## TASK BRIEF
Pictures are to be left out; otherwise, copy exactly the lines from the line containing "What text is on this page?" through the end of the data.

** Start **

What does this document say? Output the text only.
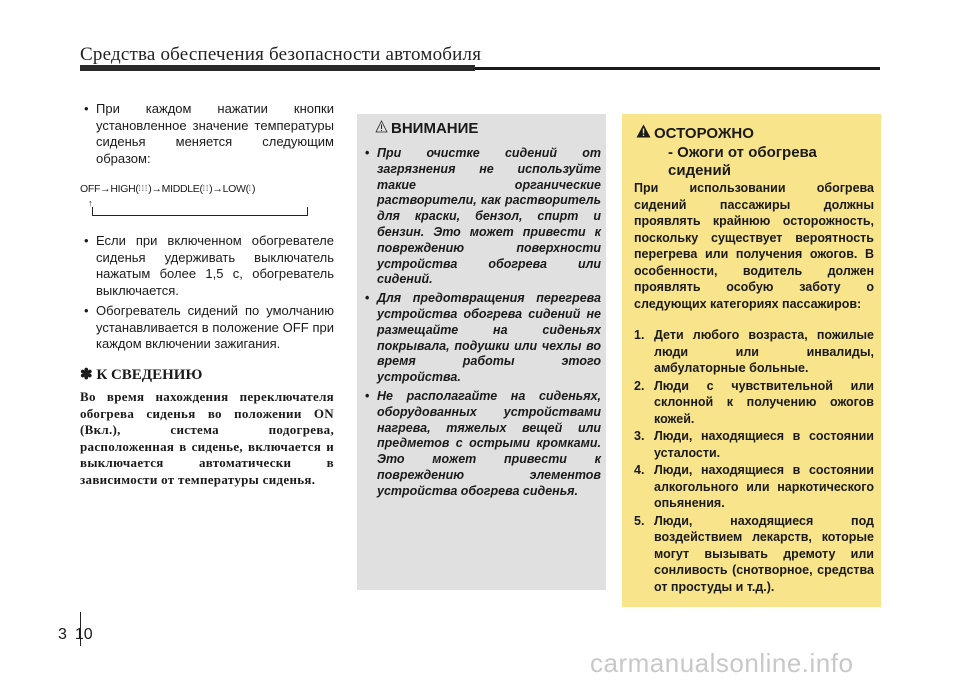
Средства обеспечения безопасности автомобиля

• При каждом нажатии кнопки установленное значение температуры сиденья меняется следующим образом:

OFF→HIGH(⁞⁞⁞)→MIDDLE(⁞⁞)→LOW(⁞)
↑

• Если при включенном обогревателе сиденья удерживать выключатель нажатым более 1,5 с, обогреватель выключается.

• Обогреватель сидений по умолчанию устанавливается в положение OFF при каждом включении зажигания.

✽ К СВЕДЕНИЮ
Во время нахождения переключателя обогрева сиденья во положении ON (Вкл.), система подогрева, расположенная в сиденье, включается и выключается автоматически в зависимости от температуры сиденья.
ВНИМАНИЕ
• При очистке сидений от загрязнения не используйте такие органические растворители, как растворитель для краски, бензол, спирт и бензин. Это может привести к повреждению поверхности устройства обогрева или сидений.
• Для предотвращения перегрева устройства обогрева сидений не размещайте на сиденьях покрывала, подушки или чехлы во время работы этого устройства.
• Не располагайте на сиденьях, оборудованных устройствами нагрева, тяжелых вещей или предметов с острыми кромками. Это может привести к повреждению элементов устройства обогрева сиденья.
ОСТОРОЖНО
- Ожоги от обогрева сидений
При использовании обогрева сидений пассажиры должны проявлять крайнюю осторожность, поскольку существует вероятность перегрева или получения ожогов. В особенности, водитель должен проявлять особую заботу о следующих категориях пассажиров:
1. Дети любого возраста, пожилые люди или инвалиды, амбулаторные больные.
2. Люди с чувствительной или склонной к получению ожогов кожей.
3. Люди, находящиеся в состоянии усталости.
4. Люди, находящиеся в состоянии алкогольного или наркотического опьянения.
5. Люди, находящиеся под воздействием лекарств, которые могут вызывать дремоту или сонливость (снотворное, средства от простуды и т.д.).
3 10
carmanualsonline.info
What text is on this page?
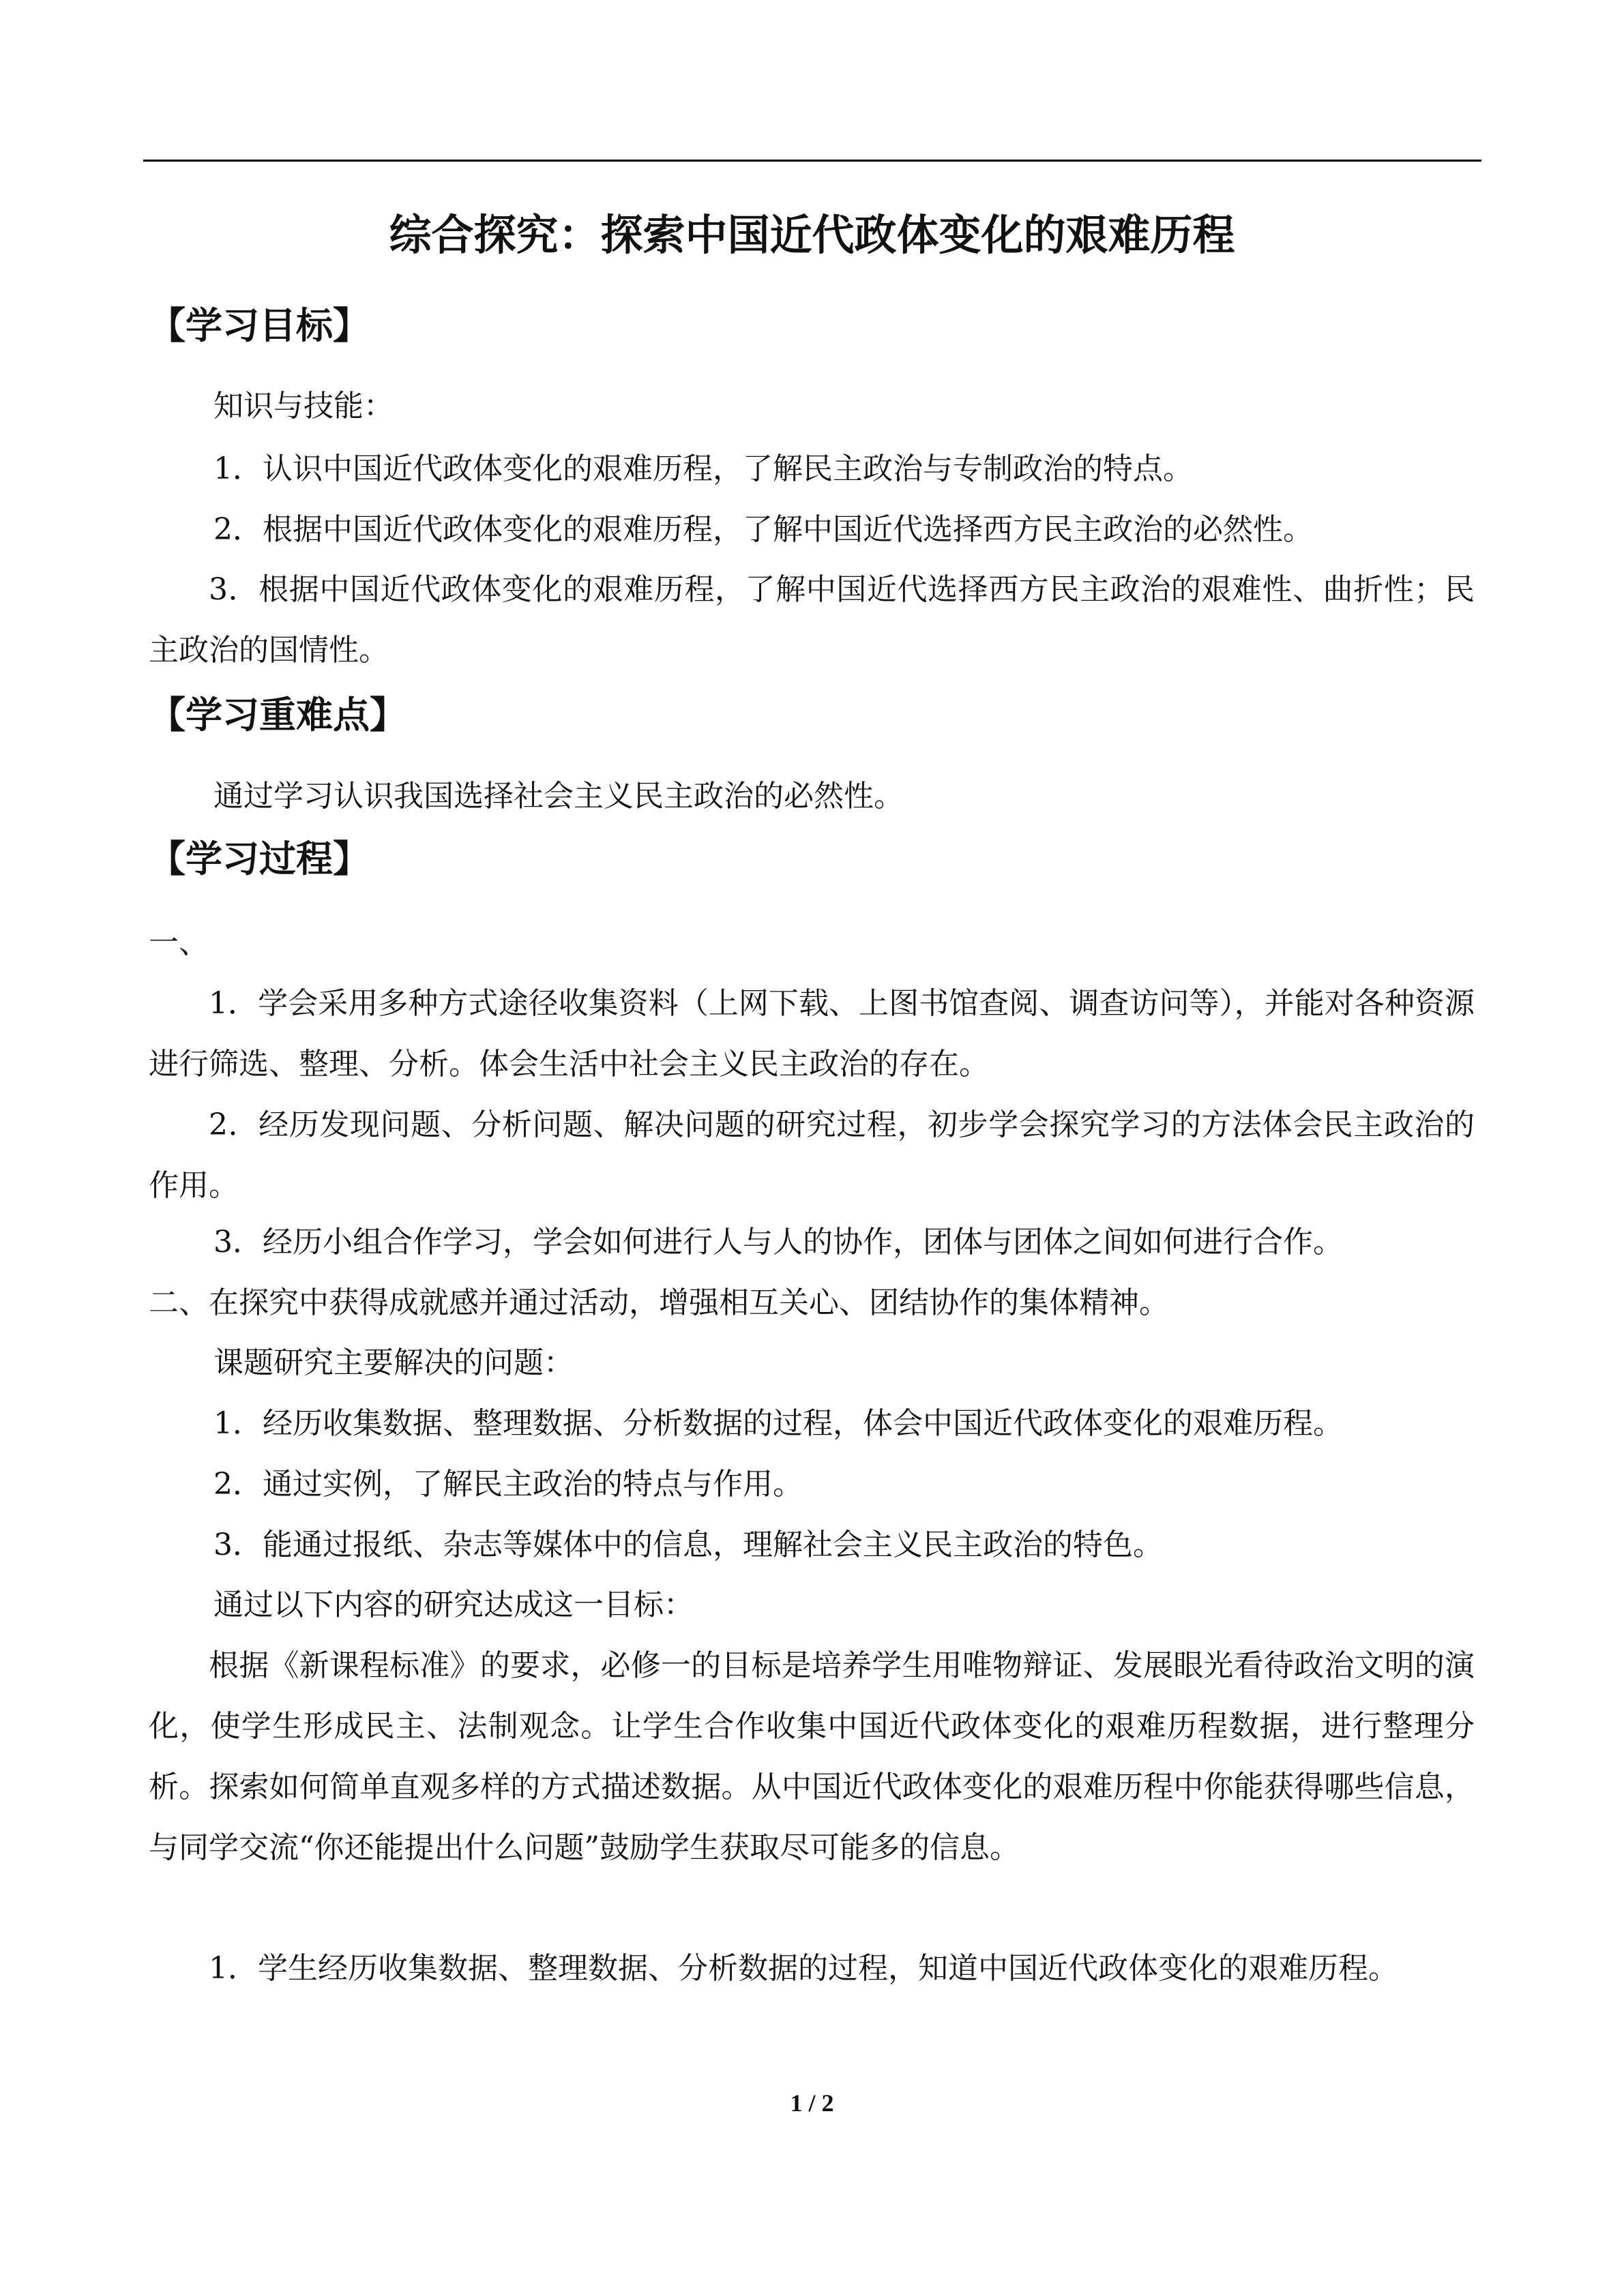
综合探究：探索中国近代政体变化的艰难历程
【学习目标】
知识与技能：
1．认识中国近代政体变化的艰难历程，了解民主政治与专制政治的特点。
2．根据中国近代政体变化的艰难历程，了解中国近代选择西方民主政治的必然性。
3．根据中国近代政体变化的艰难历程，了解中国近代选择西方民主政治的艰难性、曲折性；民主政治的国情性。
【学习重难点】
通过学习认识我国选择社会主义民主政治的必然性。
【学习过程】
一、
1．学会采用多种方式途径收集资料（上网下载、上图书馆查阅、调查访问等），并能对各种资源进行筛选、整理、分析。体会生活中社会主义民主政治的存在。
2．经历发现问题、分析问题、解决问题的研究过程，初步学会探究学习的方法体会民主政治的作用。
3．经历小组合作学习，学会如何进行人与人的协作，团体与团体之间如何进行合作。
二、在探究中获得成就感并通过活动，增强相互关心、团结协作的集体精神。
课题研究主要解决的问题：
1．经历收集数据、整理数据、分析数据的过程，体会中国近代政体变化的艰难历程。
2．通过实例，了解民主政治的特点与作用。
3．能通过报纸、杂志等媒体中的信息，理解社会主义民主政治的特色。
通过以下内容的研究达成这一目标：
根据《新课程标准》的要求，必修一的目标是培养学生用唯物辩证、发展眼光看待政治文明的演化，使学生形成民主、法制观念。让学生合作收集中国近代政体变化的艰难历程数据，进行整理分析。探索如何简单直观多样的方式描述数据。从中国近代政体变化的艰难历程中你能获得哪些信息，与同学交流“你还能提出什么问题”鼓励学生获取尽可能多的信息。
1．学生经历收集数据、整理数据、分析数据的过程，知道中国近代政体变化的艰难历程。
1 / 2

** End **

## RESULT
What text is on this page?
综合探究：探索中国近代政体变化的艰难历程
【学习目标】
知识与技能：
1．认识中国近代政体变化的艰难历程，了解民主政治与专制政治的特点。
2．根据中国近代政体变化的艰难历程，了解中国近代选择西方民主政治的必然性。
3．根据中国近代政体变化的艰难历程，了解中国近代选择西方民主政治的艰难性、曲折性；民主政治的国情性。
【学习重难点】
通过学习认识我国选择社会主义民主政治的必然性。
【学习过程】
一、
1．学会采用多种方式途径收集资料（上网下载、上图书馆查阅、调查访问等），并能对各种资源进行筛选、整理、分析。体会生活中社会主义民主政治的存在。
2．经历发现问题、分析问题、解决问题的研究过程，初步学会探究学习的方法体会民主政治的作用。
3．经历小组合作学习，学会如何进行人与人的协作，团体与团体之间如何进行合作。
二、在探究中获得成就感并通过活动，增强相互关心、团结协作的集体精神。
课题研究主要解决的问题：
1．经历收集数据、整理数据、分析数据的过程，体会中国近代政体变化的艰难历程。
2．通过实例，了解民主政治的特点与作用。
3．能通过报纸、杂志等媒体中的信息，理解社会主义民主政治的特色。
通过以下内容的研究达成这一目标：
根据《新课程标准》的要求，必修一的目标是培养学生用唯物辩证、发展眼光看待政治文明的演化，使学生形成民主、法制观念。让学生合作收集中国近代政体变化的艰难历程数据，进行整理分析。探索如何简单直观多样的方式描述数据。从中国近代政体变化的艰难历程中你能获得哪些信息，与同学交流“你还能提出什么问题”鼓励学生获取尽可能多的信息。
1．学生经历收集数据、整理数据、分析数据的过程，知道中国近代政体变化的艰难历程。
1 / 2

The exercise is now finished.